Set exercise:
Gather every line from the entries below that includes "track".

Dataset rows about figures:
——————————

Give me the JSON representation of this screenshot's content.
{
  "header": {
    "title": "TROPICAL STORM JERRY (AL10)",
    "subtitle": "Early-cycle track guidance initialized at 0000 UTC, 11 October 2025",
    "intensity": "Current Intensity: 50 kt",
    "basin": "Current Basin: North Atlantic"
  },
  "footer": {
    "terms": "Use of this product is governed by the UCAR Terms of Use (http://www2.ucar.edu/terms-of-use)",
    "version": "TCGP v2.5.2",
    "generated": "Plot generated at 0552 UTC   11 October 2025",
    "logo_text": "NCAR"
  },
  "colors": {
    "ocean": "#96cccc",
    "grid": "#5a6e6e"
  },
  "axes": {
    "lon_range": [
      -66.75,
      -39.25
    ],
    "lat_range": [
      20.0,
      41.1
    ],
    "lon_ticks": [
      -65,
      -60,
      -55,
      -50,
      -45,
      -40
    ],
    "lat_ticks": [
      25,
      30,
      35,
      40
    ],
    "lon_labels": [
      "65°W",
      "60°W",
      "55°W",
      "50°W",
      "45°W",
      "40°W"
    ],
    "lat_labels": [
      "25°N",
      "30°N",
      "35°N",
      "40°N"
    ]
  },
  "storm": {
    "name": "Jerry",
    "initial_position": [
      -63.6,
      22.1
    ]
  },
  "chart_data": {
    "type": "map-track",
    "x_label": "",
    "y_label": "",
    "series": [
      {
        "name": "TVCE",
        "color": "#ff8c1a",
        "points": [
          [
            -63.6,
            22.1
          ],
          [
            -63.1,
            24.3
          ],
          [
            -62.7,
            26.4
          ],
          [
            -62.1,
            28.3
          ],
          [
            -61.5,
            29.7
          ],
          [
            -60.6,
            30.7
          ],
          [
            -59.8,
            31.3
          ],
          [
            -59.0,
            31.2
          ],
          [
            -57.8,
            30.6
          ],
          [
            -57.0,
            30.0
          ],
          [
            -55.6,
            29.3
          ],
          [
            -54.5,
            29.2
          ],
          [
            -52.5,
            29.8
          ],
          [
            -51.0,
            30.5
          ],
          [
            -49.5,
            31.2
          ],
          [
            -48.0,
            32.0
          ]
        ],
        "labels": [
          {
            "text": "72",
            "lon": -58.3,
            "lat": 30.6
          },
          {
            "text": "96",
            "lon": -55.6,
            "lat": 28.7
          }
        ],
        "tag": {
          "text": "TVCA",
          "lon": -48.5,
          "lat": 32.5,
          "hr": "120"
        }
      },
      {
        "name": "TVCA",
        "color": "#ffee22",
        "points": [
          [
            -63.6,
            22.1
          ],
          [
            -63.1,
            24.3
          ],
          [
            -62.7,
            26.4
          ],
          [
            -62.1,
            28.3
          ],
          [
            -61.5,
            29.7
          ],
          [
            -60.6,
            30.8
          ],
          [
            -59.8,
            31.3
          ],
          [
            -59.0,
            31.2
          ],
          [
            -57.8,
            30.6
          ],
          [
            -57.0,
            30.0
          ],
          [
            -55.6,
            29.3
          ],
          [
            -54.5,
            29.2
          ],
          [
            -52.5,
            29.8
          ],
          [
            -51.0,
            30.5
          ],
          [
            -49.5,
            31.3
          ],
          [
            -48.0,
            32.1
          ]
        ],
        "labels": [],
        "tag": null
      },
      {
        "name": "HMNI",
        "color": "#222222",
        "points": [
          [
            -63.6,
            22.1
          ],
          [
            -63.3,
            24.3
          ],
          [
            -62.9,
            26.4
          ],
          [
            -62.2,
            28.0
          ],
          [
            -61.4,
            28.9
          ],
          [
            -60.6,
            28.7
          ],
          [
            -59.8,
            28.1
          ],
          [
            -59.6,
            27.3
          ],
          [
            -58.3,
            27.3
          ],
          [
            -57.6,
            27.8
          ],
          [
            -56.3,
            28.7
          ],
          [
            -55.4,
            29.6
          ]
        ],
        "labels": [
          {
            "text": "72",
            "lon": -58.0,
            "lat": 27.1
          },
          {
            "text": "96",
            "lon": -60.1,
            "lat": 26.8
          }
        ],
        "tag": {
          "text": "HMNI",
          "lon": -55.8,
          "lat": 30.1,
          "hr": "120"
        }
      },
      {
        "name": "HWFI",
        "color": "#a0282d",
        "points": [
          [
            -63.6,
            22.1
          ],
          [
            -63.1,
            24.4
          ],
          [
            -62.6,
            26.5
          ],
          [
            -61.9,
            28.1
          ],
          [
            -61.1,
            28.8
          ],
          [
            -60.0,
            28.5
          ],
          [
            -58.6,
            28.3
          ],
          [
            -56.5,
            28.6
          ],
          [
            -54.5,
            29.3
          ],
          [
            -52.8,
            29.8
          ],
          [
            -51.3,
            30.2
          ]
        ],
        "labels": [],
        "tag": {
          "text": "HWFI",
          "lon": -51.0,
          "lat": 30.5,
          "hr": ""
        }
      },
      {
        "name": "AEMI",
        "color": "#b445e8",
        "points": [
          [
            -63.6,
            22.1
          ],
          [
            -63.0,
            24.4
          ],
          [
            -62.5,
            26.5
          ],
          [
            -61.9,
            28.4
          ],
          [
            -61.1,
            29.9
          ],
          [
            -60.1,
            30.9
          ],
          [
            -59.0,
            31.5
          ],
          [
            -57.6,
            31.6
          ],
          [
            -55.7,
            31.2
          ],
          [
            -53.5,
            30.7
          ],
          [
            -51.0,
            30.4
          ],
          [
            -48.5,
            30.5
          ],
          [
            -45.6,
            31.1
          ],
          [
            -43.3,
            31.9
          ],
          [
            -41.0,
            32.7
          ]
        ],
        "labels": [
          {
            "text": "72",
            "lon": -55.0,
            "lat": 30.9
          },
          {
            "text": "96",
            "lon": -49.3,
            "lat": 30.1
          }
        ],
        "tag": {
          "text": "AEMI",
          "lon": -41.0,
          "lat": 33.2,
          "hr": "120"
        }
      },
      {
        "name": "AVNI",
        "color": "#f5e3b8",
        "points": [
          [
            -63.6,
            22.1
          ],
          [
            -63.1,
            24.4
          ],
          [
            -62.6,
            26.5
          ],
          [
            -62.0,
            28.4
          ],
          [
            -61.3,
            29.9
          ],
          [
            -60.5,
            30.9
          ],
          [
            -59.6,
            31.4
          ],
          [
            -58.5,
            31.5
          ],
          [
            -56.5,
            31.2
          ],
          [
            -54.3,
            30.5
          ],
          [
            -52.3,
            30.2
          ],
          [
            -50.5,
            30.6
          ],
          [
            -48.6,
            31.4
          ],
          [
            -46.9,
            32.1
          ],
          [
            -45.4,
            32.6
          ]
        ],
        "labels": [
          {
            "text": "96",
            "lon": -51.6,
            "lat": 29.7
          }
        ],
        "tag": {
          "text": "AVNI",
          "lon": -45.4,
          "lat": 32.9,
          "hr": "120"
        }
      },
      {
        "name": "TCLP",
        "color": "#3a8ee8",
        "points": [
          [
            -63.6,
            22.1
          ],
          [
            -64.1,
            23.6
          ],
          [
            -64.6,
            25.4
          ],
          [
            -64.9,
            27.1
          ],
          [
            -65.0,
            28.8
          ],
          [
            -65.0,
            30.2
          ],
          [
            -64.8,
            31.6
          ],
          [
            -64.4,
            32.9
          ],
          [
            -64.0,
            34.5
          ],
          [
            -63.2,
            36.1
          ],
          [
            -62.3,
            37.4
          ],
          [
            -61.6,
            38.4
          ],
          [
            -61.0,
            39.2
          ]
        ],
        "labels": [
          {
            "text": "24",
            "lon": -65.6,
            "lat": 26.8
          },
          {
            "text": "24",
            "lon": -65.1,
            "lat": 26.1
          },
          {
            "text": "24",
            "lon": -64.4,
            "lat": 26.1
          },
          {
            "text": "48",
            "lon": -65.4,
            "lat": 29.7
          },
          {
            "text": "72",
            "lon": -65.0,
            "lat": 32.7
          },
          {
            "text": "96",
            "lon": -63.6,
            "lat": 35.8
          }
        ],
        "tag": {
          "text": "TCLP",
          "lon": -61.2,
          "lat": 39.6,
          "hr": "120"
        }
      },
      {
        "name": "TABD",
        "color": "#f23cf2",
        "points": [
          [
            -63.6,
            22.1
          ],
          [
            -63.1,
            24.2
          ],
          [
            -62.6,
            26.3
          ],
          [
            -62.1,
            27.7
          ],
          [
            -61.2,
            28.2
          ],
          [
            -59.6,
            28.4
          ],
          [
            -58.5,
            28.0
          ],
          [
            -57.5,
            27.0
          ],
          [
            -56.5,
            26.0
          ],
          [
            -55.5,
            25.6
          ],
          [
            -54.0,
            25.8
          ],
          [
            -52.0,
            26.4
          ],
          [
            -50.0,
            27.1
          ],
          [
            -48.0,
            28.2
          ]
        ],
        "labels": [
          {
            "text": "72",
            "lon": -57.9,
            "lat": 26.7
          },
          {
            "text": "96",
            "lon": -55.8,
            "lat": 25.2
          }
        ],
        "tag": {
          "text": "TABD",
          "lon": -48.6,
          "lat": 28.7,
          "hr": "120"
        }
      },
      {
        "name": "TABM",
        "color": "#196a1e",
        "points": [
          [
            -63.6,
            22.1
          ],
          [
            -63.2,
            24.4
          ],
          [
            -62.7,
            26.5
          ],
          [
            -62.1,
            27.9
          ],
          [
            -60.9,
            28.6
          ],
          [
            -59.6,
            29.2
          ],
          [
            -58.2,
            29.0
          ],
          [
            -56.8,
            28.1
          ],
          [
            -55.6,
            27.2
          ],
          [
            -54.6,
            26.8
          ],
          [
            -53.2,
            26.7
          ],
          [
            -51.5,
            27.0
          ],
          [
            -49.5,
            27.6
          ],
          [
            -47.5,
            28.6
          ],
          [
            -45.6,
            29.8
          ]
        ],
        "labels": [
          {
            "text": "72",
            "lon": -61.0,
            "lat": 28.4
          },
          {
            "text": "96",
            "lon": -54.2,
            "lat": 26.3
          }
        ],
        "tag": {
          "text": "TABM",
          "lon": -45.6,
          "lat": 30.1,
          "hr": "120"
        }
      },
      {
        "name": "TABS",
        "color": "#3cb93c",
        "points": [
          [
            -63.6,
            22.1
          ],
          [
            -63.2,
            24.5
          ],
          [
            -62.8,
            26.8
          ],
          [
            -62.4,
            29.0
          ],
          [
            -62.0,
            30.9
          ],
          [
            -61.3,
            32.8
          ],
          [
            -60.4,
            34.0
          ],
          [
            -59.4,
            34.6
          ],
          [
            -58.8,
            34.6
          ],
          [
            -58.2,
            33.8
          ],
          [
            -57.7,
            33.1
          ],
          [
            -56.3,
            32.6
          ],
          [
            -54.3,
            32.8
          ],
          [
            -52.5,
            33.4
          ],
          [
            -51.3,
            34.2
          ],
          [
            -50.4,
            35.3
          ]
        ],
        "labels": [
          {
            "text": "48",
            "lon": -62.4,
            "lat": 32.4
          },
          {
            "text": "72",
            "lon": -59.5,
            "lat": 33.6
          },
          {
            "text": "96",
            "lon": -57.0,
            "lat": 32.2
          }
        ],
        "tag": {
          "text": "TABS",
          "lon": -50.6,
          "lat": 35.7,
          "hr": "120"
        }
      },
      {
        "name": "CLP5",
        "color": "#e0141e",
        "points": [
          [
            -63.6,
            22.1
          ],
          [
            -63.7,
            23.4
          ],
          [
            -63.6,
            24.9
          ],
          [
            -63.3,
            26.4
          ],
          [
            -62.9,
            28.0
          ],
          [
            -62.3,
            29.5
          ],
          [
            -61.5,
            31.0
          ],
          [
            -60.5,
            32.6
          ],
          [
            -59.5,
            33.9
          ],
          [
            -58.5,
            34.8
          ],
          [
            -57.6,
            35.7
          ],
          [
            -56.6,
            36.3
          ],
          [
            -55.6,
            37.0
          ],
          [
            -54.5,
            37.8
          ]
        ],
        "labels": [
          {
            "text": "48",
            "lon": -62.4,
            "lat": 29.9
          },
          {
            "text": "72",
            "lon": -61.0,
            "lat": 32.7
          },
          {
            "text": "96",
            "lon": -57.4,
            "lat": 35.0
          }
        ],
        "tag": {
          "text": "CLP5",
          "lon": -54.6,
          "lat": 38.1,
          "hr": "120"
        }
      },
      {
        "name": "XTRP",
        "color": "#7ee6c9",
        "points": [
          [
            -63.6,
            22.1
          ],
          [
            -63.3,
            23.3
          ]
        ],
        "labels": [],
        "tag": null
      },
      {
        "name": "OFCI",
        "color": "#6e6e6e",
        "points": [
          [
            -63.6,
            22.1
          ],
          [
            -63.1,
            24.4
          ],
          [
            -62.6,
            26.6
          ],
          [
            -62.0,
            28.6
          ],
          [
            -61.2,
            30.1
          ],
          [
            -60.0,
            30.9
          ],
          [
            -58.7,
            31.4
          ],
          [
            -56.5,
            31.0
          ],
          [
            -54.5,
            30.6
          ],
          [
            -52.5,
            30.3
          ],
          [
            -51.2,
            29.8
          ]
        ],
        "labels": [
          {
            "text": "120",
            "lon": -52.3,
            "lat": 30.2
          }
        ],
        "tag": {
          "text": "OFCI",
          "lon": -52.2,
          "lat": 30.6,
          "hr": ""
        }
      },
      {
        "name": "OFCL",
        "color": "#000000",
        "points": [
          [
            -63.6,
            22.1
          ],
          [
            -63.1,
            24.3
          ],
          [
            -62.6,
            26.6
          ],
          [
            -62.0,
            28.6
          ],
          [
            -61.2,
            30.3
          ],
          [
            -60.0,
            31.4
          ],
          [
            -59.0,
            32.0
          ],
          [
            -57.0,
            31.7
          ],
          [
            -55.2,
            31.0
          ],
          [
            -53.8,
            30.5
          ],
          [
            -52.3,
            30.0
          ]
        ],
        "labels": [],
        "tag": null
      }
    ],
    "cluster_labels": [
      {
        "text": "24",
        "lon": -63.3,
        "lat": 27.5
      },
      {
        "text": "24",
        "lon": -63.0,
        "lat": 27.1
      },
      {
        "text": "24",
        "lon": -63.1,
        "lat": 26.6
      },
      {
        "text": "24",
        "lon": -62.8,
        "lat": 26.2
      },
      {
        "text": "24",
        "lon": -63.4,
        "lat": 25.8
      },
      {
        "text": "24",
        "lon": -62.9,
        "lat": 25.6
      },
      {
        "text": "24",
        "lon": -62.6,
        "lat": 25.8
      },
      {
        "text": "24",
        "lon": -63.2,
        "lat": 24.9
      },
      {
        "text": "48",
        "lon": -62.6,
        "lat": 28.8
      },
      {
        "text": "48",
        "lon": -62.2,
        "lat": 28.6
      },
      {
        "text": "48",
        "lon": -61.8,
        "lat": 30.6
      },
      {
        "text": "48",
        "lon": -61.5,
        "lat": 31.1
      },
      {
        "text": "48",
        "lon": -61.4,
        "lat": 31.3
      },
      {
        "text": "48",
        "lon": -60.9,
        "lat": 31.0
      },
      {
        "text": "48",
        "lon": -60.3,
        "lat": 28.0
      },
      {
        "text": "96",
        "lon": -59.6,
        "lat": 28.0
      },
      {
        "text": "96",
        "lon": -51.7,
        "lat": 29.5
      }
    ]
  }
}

——————————

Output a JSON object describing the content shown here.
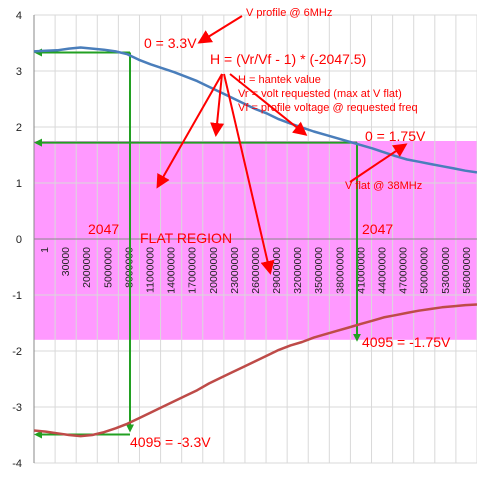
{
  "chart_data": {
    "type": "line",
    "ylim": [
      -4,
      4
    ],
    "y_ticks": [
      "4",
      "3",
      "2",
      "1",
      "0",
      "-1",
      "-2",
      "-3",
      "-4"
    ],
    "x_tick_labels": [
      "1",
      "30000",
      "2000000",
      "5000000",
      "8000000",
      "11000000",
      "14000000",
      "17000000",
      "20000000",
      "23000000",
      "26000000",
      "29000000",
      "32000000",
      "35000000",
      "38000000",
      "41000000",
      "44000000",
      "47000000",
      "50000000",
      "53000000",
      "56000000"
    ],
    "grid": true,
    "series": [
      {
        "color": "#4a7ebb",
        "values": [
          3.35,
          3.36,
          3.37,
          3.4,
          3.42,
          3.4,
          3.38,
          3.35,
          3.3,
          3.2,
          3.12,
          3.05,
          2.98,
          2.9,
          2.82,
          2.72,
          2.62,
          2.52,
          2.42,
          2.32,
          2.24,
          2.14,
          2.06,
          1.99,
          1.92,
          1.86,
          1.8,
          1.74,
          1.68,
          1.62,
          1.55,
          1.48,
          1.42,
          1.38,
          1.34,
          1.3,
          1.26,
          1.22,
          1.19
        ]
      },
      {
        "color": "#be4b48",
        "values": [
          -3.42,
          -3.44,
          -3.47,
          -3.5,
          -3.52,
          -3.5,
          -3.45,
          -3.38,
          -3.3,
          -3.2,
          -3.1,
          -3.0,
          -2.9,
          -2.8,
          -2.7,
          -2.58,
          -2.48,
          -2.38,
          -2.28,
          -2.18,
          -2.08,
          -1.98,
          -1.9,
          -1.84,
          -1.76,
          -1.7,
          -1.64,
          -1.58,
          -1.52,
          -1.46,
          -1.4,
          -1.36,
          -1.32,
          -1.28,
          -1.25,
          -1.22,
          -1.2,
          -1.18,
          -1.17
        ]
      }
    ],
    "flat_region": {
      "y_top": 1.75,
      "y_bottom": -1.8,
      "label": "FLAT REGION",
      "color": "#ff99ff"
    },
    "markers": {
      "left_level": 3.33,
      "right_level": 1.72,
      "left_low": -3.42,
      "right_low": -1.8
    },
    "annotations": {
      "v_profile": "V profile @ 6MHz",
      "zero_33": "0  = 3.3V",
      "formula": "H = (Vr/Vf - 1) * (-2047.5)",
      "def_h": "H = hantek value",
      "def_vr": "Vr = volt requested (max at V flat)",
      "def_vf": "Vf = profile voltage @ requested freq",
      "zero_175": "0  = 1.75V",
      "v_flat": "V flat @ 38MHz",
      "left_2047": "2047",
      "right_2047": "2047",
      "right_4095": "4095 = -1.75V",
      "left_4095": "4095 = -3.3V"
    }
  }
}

——————————

Solution for this task:
    "subtitle": "Early-cycle track guidance initialized at 0000 UTC, 11 October 2025",
    "type": "map-track",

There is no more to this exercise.